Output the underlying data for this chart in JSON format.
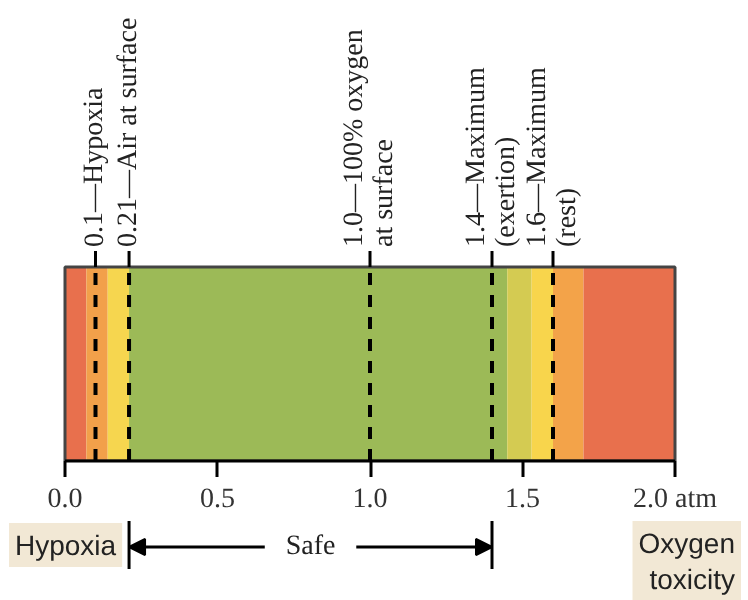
{
  "chart_data": {
    "type": "bar",
    "orientation": "horizontal",
    "stacked": true,
    "categories": [
      null
    ],
    "series": [
      {
        "color": "#e8704d",
        "values": [
          0.07
        ]
      },
      {
        "color": "#f2a04a",
        "values": [
          0.07
        ]
      },
      {
        "color": "#f6d64f",
        "values": [
          0.07
        ]
      },
      {
        "color": "#9cba57",
        "values": [
          1.24
        ]
      },
      {
        "color": "#d4cb52",
        "values": [
          0.08
        ]
      },
      {
        "color": "#f8d54c",
        "values": [
          0.07
        ]
      },
      {
        "color": "#f3a349",
        "values": [
          0.1
        ]
      },
      {
        "color": "#e8704d",
        "values": [
          0.3
        ]
      }
    ],
    "xlim": [
      0,
      2
    ],
    "xticks": [
      {
        "value": 0,
        "label": "0.0"
      },
      {
        "value": 0.5,
        "label": "0.5"
      },
      {
        "value": 1,
        "label": "1.0"
      },
      {
        "value": 1.5,
        "label": "1.5"
      },
      {
        "value": 2,
        "label": "2.0 atm"
      }
    ],
    "ref_lines": [
      {
        "axis": "x",
        "value": 0.1,
        "label": "0.1—Hypoxia",
        "line_style": "dashed"
      },
      {
        "axis": "x",
        "value": 0.21,
        "label": "0.21—Air at surface",
        "line_style": "dashed"
      },
      {
        "axis": "x",
        "value": 1.0,
        "label": "1.0—100% oxygen\n       at surface",
        "line_style": "dashed"
      },
      {
        "axis": "x",
        "value": 1.4,
        "label": "1.4—Maximum\n      (exertion)",
        "line_style": "dashed"
      },
      {
        "axis": "x",
        "value": 1.6,
        "label": "1.6—Maximum\n      (rest)",
        "line_style": "dashed"
      }
    ],
    "annotations": [
      "Hypoxia",
      "Safe",
      "Oxygen\ntoxicity"
    ]
  }
}
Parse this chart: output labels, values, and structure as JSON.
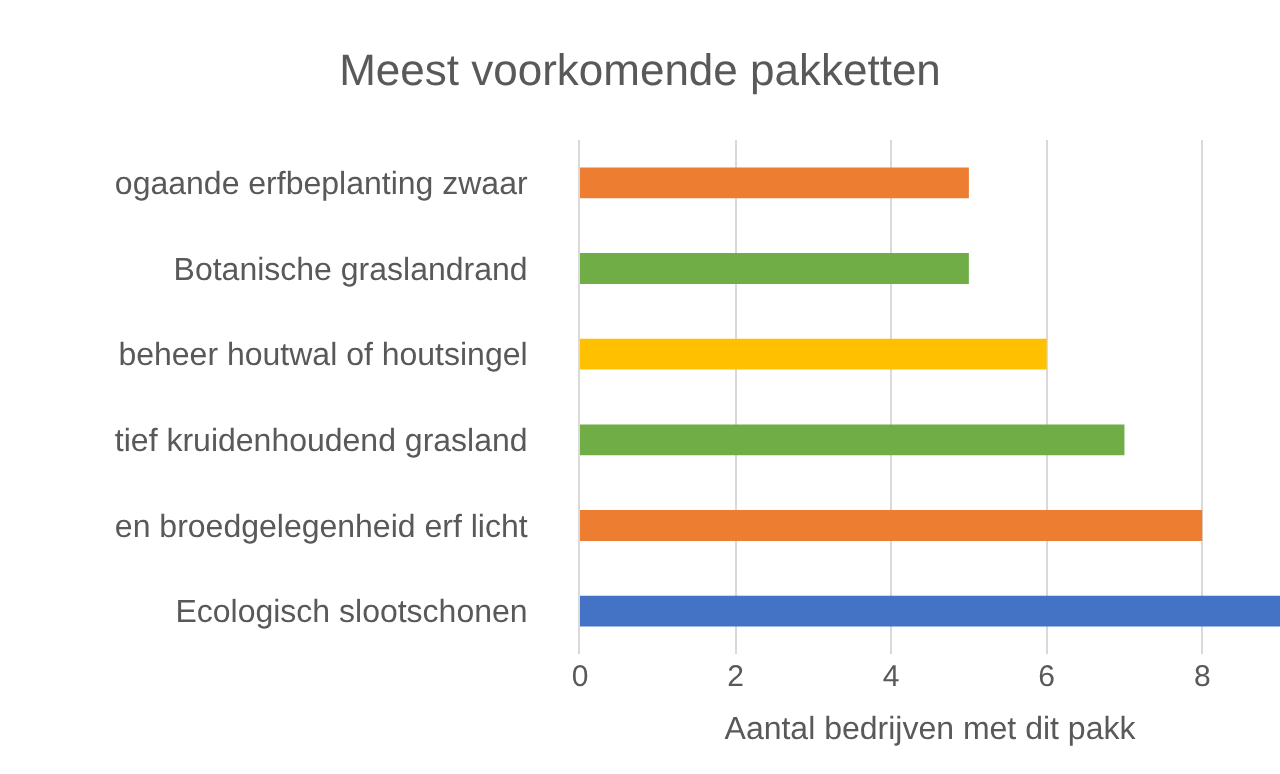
{
  "chart_data": {
    "type": "bar",
    "orientation": "horizontal",
    "title": "Meest voorkomende pakketten",
    "xlabel": "Aantal bedrijven met dit pakk",
    "categories": [
      "ogaande erfbeplanting zwaar",
      "Botanische graslandrand",
      "beheer houtwal of houtsingel",
      "tief kruidenhoudend grasland",
      "en broedgelegenheid erf licht",
      "Ecologisch slootschonen"
    ],
    "values": [
      5,
      5,
      6,
      7,
      8,
      9
    ],
    "colors": [
      "#ed7d31",
      "#70ad47",
      "#ffc000",
      "#70ad47",
      "#ed7d31",
      "#4472c4"
    ],
    "xlim": [
      0,
      9
    ],
    "xticks": [
      0,
      2,
      4,
      6,
      8
    ],
    "grid": "x"
  }
}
◇ ◇ ◇ ◇
▶ [Task directions]:
Leaving out every picture, extract verbatim the lines from the one containing "Parse this chart: output" through the last line of the listing, inclusive.

▶ [Exercise result]:
Parse this chart: output labels, values, and structure as JSON.
{
  "chart_data": {
    "type": "bar",
    "orientation": "horizontal",
    "title": "Meest voorkomende pakketten",
    "xlabel": "Aantal bedrijven met dit pakk",
    "categories": [
      "ogaande erfbeplanting zwaar",
      "Botanische graslandrand",
      "beheer houtwal of houtsingel",
      "tief kruidenhoudend grasland",
      "en broedgelegenheid erf licht",
      "Ecologisch slootschonen"
    ],
    "values": [
      5,
      5,
      6,
      7,
      8,
      9
    ],
    "colors": [
      "#ed7d31",
      "#70ad47",
      "#ffc000",
      "#70ad47",
      "#ed7d31",
      "#4472c4"
    ],
    "xlim": [
      0,
      9
    ],
    "xticks": [
      0,
      2,
      4,
      6,
      8
    ],
    "grid": "x"
  }
}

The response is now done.